# YOUR GOAL:
Copy the data verbatim, starting with its first line and ending after the line that contains "chevron-down-icon (917, 362, 928, 373)", with that line included.

───── PROVIDED MATERIAL

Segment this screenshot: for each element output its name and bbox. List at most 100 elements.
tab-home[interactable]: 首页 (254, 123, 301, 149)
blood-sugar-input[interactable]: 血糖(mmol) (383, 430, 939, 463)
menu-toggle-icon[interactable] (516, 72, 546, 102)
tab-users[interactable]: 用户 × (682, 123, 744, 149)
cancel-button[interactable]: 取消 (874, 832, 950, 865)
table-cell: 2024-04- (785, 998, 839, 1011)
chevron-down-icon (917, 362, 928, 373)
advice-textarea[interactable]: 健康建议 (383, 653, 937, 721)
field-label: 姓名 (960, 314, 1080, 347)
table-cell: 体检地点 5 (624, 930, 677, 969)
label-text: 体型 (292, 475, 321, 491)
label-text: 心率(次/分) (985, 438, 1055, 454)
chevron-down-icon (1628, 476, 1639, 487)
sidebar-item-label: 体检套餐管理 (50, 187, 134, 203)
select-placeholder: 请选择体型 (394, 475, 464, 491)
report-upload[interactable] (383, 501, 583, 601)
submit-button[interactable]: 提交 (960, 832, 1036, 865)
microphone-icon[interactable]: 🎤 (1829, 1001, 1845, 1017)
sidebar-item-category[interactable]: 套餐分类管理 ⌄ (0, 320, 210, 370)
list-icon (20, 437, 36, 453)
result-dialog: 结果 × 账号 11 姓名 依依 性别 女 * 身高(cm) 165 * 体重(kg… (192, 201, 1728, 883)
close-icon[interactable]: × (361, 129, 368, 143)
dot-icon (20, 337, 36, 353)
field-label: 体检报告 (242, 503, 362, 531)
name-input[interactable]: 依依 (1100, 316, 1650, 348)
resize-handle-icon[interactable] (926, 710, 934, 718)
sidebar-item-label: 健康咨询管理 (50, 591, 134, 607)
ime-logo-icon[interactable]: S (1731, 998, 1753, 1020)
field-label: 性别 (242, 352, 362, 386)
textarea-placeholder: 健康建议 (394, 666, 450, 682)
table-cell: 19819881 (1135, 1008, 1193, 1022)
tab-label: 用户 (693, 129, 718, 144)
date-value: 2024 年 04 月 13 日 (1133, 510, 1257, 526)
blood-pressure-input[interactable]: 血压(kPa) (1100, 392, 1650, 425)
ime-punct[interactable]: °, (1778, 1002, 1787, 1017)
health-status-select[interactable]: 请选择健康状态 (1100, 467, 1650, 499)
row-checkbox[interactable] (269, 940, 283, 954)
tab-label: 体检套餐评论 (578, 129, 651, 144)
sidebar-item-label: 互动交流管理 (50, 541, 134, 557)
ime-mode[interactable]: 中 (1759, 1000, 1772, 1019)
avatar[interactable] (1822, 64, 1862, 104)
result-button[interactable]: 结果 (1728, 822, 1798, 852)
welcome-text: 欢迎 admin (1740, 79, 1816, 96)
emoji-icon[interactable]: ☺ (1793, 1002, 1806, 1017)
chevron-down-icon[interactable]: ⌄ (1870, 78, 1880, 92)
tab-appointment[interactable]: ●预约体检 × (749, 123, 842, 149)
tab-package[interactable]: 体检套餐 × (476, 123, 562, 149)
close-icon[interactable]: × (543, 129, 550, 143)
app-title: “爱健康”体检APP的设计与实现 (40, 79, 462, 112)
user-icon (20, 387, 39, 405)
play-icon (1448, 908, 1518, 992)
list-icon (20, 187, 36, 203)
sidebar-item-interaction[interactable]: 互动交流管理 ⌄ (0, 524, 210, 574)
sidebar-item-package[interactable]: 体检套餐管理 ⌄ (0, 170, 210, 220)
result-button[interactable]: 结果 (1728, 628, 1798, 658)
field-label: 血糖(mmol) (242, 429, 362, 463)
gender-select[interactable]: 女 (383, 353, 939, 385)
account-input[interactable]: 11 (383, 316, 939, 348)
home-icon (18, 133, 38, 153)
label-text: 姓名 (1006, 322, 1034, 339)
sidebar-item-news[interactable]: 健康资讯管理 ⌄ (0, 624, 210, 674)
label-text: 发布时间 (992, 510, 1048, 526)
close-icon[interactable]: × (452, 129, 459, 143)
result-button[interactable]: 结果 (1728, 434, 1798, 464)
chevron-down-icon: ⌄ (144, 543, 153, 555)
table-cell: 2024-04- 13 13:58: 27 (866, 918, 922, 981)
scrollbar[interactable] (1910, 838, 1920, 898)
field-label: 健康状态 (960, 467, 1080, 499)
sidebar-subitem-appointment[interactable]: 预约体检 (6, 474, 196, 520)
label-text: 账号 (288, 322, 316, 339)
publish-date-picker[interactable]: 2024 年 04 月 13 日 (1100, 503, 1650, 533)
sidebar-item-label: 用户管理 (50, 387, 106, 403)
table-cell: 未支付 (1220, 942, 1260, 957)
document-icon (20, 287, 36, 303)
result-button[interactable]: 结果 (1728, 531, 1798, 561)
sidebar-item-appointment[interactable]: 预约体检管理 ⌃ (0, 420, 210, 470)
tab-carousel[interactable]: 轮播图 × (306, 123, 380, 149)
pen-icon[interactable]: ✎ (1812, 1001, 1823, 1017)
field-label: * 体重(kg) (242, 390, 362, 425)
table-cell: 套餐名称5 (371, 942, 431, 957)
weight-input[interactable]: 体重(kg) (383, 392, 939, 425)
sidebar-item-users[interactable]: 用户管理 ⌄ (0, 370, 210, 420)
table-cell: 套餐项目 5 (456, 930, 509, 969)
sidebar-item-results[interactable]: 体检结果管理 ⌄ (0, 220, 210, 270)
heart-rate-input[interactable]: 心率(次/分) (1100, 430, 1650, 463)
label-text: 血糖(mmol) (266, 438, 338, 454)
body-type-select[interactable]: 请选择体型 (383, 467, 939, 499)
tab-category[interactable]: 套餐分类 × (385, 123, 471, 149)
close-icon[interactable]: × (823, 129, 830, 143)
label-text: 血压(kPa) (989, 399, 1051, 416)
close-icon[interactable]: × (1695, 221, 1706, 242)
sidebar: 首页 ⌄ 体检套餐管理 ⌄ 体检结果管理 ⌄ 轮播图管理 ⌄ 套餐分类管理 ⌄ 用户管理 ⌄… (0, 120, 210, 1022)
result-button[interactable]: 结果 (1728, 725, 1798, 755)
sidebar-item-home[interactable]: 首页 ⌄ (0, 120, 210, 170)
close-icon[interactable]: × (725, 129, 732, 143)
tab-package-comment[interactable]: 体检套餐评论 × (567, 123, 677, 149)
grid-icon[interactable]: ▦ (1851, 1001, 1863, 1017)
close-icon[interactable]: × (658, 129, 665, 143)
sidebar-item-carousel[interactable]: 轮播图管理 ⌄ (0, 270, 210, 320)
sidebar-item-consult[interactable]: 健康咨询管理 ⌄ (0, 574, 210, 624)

──────────

# ANSWER TO THIS TASK:
Segment this screenshot: for each element output its name and bbox. List at most 100 elements.
tab-home[interactable]: 首页 (254, 123, 301, 149)
blood-sugar-input[interactable]: 血糖(mmol) (383, 430, 939, 463)
menu-toggle-icon[interactable] (516, 72, 546, 102)
tab-users[interactable]: 用户 × (682, 123, 744, 149)
cancel-button[interactable]: 取消 (874, 832, 950, 865)
table-cell: 2024-04- (785, 998, 839, 1011)
chevron-down-icon (917, 362, 928, 373)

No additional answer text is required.